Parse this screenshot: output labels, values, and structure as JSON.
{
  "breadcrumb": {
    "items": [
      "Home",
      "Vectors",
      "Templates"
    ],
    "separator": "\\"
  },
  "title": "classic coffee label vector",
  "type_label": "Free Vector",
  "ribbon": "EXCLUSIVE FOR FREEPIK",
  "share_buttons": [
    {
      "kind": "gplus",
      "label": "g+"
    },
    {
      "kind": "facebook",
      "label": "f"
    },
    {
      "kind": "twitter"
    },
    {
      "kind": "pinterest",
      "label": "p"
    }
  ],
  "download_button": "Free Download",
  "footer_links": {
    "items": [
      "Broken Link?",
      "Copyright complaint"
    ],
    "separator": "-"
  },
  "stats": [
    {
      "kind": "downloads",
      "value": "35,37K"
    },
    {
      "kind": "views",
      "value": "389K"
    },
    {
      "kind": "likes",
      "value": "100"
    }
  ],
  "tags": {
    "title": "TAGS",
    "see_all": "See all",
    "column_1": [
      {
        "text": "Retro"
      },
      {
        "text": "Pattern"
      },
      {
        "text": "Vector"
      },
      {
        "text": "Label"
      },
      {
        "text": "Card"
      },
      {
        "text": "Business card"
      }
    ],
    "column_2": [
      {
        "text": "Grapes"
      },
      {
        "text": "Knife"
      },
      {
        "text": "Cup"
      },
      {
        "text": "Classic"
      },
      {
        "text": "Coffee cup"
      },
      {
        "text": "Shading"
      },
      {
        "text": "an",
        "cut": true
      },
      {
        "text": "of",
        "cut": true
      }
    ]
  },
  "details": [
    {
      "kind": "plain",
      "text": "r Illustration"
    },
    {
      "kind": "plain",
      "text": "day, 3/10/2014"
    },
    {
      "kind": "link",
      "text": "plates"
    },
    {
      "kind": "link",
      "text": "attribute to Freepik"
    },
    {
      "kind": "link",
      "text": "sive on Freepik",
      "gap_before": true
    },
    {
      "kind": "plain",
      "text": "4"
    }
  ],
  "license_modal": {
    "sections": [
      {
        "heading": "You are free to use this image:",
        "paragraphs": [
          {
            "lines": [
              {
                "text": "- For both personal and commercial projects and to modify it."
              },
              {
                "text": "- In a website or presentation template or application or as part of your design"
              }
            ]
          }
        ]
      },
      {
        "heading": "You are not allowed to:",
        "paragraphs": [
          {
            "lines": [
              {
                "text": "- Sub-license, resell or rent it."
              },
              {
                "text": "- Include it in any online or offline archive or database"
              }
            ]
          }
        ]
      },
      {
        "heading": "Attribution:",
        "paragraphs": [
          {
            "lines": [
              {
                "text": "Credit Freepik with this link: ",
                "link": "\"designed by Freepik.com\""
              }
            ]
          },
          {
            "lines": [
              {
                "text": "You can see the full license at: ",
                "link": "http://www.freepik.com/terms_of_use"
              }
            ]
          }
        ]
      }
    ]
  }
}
○ ○ ○ ○
GIVEN INSTRUCTION:
Look through the entries above. Extract each line with the word "this".

REPLY:
Parse this screenshot: output labels, values, and structure as JSON.
        "heading": "You are free to use this image:",
                "text": "Credit Freepik with this link: ",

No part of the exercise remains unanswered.